# Your objective
Below are records; how many of their lines contain "from"? Answer with only the number.

# Available records
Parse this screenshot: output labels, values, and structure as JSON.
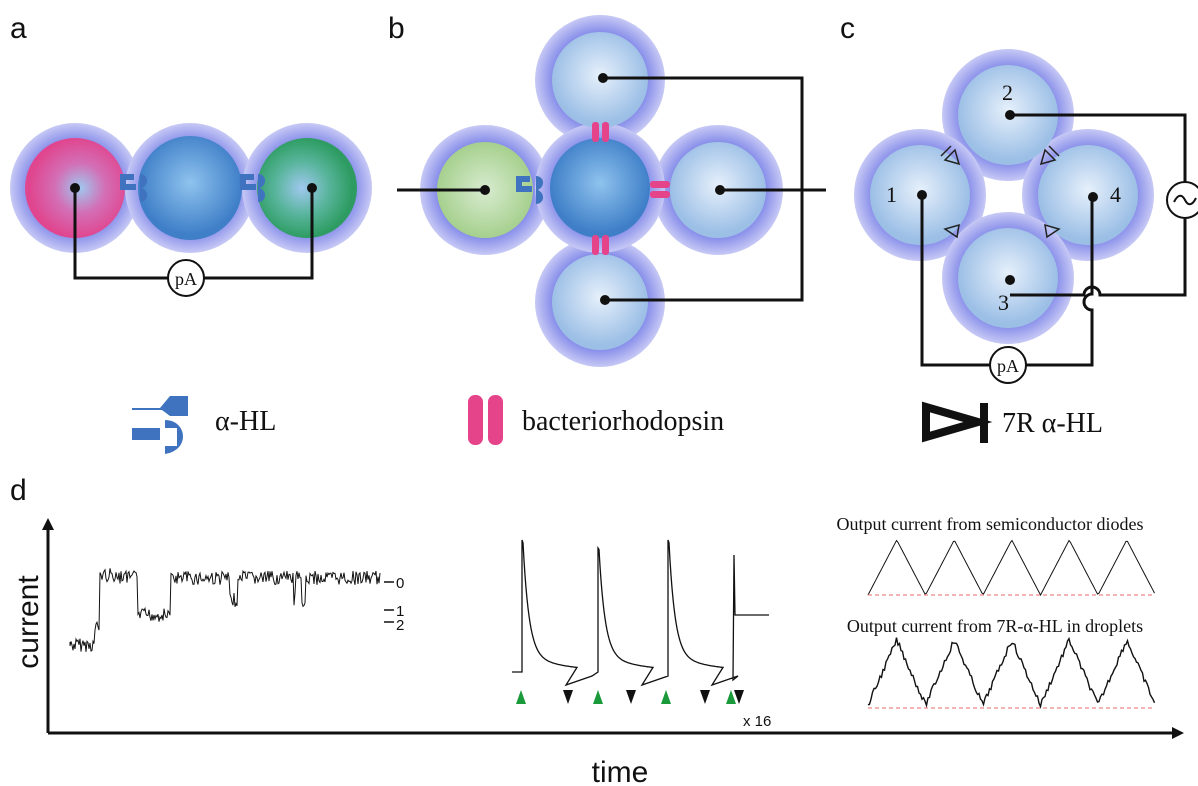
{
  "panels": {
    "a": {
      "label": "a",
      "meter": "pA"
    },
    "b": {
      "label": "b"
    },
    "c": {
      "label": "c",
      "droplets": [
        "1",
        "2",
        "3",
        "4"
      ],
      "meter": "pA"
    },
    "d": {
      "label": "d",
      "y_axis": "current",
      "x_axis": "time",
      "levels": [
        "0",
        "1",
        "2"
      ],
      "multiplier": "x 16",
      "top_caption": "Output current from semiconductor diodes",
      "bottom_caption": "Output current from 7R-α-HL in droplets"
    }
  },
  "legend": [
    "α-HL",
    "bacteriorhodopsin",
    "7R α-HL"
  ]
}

# Written solution
2